Task to complete. Search the data below for "border"; list each line that holds it.

── Supplied records ──

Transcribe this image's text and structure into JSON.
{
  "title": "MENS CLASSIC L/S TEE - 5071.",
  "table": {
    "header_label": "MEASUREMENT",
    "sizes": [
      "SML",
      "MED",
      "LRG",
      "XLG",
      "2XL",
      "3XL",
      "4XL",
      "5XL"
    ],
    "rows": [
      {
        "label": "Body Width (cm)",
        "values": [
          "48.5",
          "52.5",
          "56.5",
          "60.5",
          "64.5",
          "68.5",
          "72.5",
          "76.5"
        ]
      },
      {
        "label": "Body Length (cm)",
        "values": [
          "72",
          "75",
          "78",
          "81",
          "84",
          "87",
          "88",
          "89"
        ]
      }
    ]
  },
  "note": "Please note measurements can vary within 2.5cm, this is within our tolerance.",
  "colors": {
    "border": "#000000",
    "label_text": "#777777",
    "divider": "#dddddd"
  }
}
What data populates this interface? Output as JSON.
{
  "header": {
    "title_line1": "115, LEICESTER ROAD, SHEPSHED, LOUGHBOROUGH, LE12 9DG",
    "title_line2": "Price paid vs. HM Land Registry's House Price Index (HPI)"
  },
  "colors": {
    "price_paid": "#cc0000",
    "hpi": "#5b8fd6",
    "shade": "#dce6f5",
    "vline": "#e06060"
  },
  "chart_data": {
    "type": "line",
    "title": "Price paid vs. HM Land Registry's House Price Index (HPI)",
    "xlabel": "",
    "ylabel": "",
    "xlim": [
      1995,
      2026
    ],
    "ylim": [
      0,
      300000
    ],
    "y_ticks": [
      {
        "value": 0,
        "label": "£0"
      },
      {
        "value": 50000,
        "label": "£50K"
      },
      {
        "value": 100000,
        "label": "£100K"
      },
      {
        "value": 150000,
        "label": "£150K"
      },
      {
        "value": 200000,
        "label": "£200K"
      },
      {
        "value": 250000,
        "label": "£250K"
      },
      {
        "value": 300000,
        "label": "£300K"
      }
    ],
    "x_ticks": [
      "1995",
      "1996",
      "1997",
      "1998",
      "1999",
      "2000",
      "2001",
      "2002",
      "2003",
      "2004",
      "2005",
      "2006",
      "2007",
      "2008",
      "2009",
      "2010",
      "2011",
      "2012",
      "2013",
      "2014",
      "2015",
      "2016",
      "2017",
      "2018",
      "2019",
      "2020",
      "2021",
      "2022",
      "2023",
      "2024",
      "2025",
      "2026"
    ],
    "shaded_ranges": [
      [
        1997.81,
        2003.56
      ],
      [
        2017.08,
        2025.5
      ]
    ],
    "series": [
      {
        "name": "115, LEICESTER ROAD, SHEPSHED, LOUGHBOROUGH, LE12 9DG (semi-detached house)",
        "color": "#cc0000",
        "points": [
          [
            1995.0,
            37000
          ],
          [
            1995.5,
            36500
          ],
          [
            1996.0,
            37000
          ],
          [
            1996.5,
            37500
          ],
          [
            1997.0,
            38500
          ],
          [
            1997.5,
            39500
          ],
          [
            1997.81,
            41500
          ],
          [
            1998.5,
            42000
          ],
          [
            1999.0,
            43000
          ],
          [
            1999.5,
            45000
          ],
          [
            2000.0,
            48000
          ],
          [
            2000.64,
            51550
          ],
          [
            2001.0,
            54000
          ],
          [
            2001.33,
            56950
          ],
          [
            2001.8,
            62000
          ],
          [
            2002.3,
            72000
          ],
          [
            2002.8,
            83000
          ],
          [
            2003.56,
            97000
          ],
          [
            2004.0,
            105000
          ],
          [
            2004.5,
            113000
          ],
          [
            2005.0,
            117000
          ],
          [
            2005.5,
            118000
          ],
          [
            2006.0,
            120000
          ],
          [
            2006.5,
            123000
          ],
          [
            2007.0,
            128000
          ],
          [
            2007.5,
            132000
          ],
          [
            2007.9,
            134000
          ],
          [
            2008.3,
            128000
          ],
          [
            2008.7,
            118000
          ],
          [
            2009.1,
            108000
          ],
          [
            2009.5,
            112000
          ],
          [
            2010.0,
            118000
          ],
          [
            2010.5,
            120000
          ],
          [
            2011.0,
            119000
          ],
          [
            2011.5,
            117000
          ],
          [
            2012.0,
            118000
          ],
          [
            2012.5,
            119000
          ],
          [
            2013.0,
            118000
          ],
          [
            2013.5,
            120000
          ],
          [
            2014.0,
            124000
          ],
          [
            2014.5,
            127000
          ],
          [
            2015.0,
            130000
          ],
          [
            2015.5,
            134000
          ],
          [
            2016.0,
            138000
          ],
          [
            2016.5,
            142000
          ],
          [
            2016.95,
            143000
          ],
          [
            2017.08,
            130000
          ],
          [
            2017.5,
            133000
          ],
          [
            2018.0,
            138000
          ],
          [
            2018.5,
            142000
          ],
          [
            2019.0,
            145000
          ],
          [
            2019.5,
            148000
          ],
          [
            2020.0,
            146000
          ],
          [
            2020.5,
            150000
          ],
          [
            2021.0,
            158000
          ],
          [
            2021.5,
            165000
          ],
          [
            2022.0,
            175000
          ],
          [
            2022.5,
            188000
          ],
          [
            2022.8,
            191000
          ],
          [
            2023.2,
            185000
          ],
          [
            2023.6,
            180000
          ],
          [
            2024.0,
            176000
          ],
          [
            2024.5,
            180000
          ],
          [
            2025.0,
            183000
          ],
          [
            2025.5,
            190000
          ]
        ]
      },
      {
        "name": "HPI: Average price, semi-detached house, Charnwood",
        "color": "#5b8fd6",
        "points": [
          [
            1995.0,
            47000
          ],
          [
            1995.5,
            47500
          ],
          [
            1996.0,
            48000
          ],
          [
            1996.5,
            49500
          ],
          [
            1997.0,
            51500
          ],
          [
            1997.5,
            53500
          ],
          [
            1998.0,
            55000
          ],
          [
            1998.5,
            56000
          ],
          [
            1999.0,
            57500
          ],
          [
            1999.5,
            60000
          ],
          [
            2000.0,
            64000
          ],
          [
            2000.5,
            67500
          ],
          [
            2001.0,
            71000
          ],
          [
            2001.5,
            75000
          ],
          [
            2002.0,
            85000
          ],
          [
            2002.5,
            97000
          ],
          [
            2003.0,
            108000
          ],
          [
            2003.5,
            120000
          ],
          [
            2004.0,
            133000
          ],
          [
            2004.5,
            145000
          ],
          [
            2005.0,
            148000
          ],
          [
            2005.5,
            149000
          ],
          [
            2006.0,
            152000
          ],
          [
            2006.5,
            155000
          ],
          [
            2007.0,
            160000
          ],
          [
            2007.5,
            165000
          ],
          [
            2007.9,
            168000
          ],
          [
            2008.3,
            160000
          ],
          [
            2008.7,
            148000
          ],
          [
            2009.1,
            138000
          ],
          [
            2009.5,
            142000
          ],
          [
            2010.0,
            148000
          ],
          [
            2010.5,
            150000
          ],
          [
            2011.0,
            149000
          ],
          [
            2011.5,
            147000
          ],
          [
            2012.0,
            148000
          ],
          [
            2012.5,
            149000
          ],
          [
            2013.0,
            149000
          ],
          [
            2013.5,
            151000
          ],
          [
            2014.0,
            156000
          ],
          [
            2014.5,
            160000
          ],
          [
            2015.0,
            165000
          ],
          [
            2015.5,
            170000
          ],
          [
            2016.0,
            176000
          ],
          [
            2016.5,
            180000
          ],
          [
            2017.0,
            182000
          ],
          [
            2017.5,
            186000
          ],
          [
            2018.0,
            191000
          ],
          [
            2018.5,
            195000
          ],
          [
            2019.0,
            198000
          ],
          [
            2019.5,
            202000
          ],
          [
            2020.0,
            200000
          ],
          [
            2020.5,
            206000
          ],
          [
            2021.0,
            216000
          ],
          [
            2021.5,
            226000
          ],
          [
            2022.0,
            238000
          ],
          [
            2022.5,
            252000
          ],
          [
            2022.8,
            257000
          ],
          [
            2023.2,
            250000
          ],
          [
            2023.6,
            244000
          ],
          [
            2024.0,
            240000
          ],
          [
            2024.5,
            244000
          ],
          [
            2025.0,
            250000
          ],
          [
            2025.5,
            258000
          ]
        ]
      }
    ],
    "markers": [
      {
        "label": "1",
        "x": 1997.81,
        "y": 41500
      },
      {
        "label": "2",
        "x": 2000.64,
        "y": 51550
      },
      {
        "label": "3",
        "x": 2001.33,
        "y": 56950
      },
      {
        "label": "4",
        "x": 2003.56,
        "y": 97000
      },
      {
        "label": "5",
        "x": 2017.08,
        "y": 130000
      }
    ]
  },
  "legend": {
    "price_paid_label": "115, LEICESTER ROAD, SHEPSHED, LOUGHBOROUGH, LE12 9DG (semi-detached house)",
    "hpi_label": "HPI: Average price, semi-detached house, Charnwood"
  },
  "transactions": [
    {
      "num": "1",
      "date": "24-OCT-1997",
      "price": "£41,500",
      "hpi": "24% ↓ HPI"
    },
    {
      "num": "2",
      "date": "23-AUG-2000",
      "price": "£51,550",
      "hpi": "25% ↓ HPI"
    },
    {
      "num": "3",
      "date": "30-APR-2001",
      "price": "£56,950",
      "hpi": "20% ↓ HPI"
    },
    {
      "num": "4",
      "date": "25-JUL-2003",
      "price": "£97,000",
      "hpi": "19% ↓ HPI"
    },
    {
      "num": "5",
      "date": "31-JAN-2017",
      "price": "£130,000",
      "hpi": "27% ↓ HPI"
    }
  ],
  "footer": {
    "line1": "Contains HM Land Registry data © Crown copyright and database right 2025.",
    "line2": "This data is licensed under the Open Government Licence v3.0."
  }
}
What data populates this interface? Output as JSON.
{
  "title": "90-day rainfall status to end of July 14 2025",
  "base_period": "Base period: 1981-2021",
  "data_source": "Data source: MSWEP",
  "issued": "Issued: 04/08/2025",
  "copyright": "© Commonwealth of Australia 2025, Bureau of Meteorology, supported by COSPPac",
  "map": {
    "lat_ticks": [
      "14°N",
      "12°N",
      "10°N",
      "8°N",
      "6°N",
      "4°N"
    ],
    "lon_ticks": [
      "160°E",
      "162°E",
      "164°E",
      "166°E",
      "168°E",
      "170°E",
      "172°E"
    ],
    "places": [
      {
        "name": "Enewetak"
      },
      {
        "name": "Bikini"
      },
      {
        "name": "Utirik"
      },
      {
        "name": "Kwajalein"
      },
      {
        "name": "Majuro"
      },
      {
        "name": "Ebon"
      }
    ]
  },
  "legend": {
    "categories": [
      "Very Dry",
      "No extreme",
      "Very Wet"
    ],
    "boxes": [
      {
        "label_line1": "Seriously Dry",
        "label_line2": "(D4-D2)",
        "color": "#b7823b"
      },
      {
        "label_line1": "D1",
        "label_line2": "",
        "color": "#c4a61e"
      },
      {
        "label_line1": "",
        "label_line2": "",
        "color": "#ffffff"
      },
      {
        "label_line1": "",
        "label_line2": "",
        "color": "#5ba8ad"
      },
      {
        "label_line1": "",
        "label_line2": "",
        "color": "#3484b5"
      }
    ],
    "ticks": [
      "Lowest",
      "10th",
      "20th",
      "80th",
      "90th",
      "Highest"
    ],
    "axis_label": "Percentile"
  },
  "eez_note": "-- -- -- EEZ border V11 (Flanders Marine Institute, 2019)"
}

───

Answer to this exercise.
    "border": "#000000",
  "eez_note": "-- -- -- EEZ border V11 (Flanders Marine Institute, 2019)"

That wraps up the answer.